Begin The input

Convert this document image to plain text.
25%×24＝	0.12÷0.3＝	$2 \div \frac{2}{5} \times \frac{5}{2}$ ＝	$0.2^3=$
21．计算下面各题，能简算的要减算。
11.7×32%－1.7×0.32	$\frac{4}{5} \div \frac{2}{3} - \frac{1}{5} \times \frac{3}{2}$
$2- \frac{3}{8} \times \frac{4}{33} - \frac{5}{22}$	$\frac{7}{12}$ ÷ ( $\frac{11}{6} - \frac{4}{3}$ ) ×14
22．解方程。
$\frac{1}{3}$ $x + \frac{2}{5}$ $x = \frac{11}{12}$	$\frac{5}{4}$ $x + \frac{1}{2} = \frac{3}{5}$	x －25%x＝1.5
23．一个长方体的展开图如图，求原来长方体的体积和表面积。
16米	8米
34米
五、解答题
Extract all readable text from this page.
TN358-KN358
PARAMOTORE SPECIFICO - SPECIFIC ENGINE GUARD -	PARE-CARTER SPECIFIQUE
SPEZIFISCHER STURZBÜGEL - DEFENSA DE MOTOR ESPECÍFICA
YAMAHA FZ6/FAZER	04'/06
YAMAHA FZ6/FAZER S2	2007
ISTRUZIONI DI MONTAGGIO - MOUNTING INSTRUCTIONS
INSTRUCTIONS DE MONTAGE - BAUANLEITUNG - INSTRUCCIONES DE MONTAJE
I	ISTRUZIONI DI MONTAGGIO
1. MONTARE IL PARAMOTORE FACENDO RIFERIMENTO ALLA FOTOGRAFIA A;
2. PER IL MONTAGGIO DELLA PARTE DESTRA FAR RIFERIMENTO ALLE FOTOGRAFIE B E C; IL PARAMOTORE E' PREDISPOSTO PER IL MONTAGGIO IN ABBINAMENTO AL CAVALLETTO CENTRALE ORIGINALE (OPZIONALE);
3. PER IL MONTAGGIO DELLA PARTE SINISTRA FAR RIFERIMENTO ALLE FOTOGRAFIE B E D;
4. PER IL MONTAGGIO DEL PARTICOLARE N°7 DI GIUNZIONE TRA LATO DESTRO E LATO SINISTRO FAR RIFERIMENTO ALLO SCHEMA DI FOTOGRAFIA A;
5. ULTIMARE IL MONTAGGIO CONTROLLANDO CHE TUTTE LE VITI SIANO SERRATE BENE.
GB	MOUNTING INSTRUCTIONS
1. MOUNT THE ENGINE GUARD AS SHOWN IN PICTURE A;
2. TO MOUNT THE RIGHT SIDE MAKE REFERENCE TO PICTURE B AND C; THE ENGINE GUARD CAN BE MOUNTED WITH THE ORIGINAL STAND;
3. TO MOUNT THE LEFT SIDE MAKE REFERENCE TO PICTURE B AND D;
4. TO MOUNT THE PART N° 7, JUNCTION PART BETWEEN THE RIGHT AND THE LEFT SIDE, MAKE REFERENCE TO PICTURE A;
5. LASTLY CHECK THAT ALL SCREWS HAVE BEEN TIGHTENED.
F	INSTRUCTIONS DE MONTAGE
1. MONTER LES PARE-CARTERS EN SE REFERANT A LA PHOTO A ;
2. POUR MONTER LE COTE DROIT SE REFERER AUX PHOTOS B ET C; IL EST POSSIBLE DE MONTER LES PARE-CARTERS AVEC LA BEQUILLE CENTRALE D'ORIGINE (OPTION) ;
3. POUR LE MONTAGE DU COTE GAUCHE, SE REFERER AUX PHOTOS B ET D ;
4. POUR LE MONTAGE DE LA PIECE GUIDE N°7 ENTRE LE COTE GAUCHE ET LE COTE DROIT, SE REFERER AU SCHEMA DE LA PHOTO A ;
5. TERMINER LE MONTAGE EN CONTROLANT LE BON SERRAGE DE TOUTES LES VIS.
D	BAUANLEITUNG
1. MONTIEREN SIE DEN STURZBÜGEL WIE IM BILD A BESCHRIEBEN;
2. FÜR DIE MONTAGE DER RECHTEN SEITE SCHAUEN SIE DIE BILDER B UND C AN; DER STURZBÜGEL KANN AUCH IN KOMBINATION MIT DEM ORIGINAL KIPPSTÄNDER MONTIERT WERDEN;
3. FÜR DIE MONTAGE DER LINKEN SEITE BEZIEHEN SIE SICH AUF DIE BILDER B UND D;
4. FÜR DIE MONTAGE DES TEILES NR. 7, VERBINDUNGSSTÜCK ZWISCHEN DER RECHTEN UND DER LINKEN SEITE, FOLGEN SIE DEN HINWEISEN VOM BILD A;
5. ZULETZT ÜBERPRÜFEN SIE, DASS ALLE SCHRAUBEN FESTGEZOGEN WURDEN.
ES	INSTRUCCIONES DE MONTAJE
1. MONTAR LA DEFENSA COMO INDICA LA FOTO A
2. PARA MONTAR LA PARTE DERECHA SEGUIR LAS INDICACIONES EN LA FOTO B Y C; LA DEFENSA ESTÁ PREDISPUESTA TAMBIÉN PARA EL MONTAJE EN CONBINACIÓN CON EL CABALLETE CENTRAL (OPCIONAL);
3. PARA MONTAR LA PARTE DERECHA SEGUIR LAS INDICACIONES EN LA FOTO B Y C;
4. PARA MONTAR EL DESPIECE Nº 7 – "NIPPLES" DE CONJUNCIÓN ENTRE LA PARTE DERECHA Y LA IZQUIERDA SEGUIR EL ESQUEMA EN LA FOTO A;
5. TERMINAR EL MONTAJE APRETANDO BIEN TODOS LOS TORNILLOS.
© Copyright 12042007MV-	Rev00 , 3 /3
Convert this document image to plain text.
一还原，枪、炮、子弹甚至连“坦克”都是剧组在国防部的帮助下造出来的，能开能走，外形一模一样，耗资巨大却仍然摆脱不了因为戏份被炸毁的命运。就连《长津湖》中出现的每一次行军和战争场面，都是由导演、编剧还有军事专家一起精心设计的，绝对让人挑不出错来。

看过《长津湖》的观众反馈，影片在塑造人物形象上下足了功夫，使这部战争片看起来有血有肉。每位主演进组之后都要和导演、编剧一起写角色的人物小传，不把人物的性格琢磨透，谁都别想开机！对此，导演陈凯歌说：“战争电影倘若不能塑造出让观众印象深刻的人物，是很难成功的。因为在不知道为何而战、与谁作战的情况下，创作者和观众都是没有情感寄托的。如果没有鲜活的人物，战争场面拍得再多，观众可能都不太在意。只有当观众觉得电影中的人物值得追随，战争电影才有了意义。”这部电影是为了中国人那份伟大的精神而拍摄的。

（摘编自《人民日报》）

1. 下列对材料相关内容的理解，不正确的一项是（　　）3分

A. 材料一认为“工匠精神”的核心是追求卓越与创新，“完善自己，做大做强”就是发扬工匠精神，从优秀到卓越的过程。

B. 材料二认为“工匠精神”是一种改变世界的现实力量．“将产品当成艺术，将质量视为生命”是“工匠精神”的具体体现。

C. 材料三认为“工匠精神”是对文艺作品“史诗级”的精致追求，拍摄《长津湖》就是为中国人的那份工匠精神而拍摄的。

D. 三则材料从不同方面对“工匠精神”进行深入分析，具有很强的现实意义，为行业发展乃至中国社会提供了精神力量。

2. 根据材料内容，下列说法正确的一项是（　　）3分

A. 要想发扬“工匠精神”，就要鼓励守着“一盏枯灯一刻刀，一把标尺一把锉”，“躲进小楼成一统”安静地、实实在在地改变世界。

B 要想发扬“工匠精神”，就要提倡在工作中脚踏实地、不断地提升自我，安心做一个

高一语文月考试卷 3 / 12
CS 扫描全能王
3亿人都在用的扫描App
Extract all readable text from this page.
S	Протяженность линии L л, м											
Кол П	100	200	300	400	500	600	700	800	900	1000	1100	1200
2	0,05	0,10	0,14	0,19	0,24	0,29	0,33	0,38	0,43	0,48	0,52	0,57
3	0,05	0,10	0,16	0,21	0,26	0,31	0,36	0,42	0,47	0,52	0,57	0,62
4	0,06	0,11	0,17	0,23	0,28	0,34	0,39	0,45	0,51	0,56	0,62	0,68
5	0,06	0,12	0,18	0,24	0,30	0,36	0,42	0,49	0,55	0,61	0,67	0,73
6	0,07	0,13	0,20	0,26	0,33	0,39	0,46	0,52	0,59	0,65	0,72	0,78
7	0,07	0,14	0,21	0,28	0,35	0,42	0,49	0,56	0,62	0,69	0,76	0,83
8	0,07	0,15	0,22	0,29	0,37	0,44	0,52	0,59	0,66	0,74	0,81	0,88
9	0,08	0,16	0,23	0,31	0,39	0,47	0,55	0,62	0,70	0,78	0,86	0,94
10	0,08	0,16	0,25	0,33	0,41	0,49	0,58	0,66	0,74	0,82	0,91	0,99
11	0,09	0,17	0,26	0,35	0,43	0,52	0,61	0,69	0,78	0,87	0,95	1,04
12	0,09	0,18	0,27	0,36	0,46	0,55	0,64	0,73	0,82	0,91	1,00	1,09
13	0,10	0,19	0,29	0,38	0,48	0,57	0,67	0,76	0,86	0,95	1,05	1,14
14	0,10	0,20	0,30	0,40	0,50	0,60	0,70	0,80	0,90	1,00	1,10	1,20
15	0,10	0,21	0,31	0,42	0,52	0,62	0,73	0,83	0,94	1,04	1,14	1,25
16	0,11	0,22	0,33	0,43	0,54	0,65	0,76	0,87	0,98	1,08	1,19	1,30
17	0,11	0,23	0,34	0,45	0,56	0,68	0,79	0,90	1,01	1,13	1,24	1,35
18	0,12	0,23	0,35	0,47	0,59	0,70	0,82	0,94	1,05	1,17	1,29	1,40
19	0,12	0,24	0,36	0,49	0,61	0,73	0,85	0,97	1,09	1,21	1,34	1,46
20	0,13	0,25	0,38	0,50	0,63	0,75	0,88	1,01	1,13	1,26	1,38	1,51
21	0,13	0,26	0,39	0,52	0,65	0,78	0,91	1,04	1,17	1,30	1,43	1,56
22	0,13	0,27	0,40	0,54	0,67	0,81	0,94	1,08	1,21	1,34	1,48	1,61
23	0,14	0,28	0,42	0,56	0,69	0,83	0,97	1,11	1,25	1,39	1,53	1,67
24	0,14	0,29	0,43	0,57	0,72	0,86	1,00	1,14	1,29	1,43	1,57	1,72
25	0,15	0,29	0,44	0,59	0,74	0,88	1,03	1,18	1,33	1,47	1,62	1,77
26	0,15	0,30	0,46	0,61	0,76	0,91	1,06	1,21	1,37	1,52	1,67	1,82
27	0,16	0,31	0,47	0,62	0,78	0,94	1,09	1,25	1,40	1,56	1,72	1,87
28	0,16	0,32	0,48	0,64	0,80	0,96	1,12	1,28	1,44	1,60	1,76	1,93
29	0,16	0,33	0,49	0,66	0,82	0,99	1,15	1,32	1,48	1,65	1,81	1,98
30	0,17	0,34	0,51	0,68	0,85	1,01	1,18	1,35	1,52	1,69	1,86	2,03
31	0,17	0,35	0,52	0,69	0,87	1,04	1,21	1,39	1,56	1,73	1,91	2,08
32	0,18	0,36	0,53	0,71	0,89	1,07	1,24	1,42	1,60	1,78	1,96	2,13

End The input

▸ What is being asked
Copy out each line in the listing that has the word "ISTRUZIONI".

▸ Reply to the task
ISTRUZIONI DI MONTAGGIO - MOUNTING INSTRUCTIONS
I	ISTRUZIONI DI MONTAGGIO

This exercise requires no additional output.